Items from a dataset
= = = = =
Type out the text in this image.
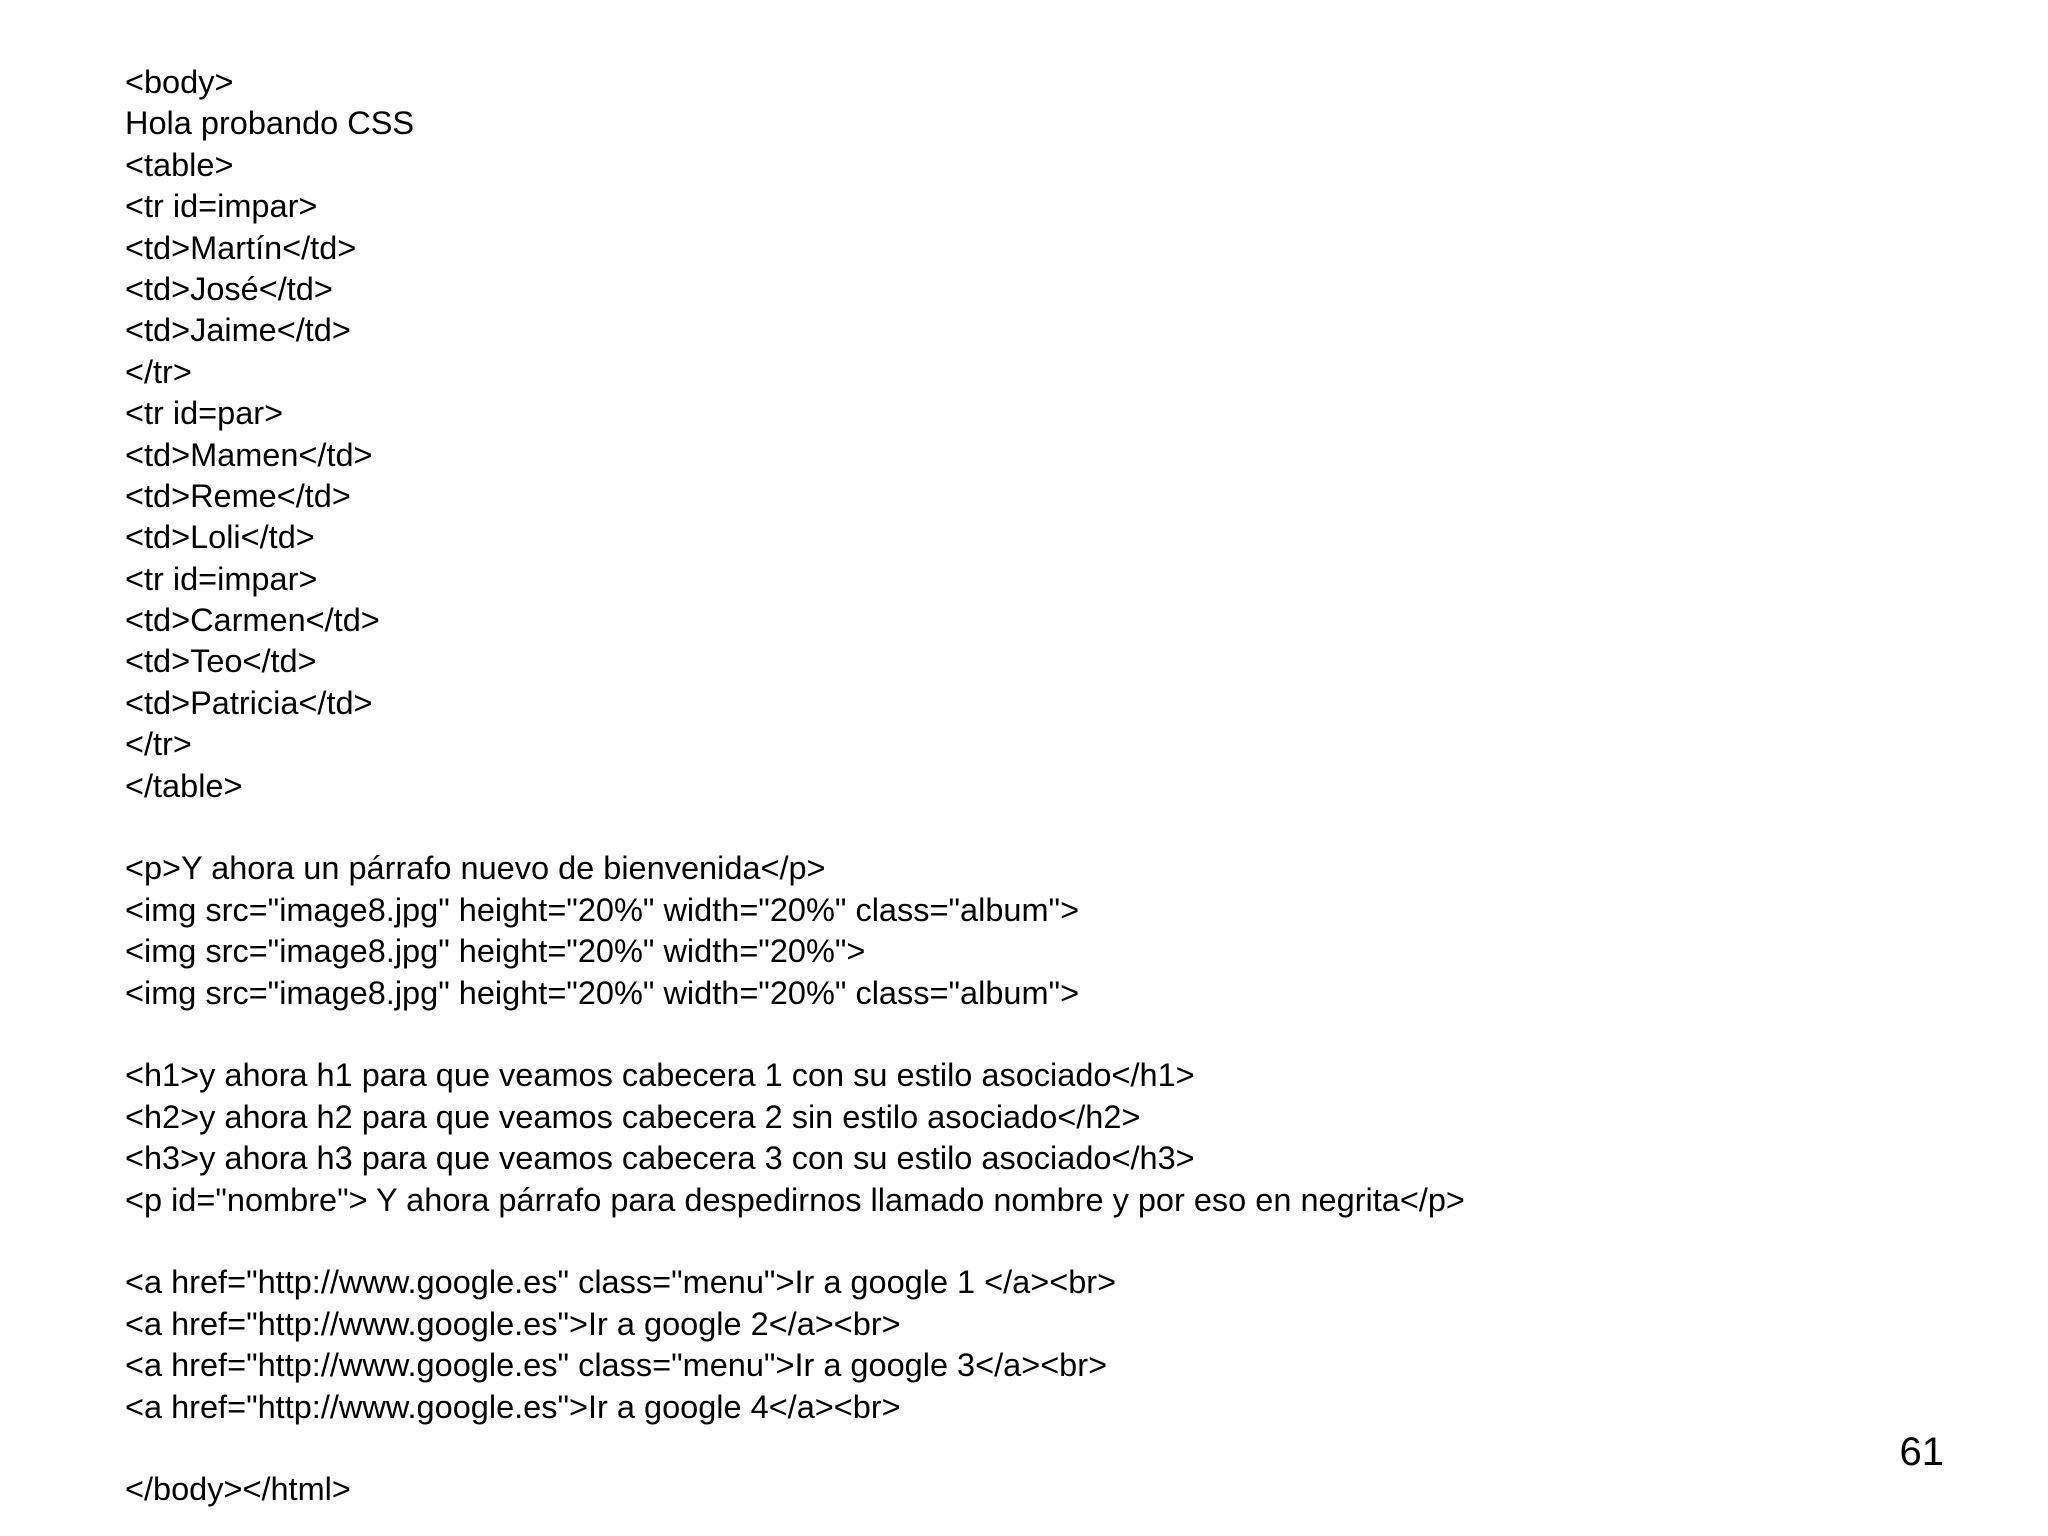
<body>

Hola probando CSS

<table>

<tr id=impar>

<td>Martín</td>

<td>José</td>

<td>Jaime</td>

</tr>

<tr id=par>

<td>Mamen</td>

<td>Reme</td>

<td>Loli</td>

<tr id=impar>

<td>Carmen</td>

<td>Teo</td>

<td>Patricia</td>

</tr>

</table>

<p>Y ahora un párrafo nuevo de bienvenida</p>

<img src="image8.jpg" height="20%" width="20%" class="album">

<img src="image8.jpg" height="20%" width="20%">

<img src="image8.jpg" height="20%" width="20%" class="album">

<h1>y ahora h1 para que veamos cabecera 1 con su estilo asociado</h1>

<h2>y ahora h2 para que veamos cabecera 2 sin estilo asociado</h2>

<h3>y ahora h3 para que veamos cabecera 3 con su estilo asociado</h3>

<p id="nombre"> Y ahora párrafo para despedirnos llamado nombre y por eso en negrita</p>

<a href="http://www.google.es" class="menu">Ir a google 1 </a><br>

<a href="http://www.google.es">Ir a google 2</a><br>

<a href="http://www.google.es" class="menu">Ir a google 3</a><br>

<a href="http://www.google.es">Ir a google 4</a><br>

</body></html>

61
= = = = =
Directions >>
Give the number of lines in the records that contain the string "párrafo", with no other output.

Response to this exercise >>
2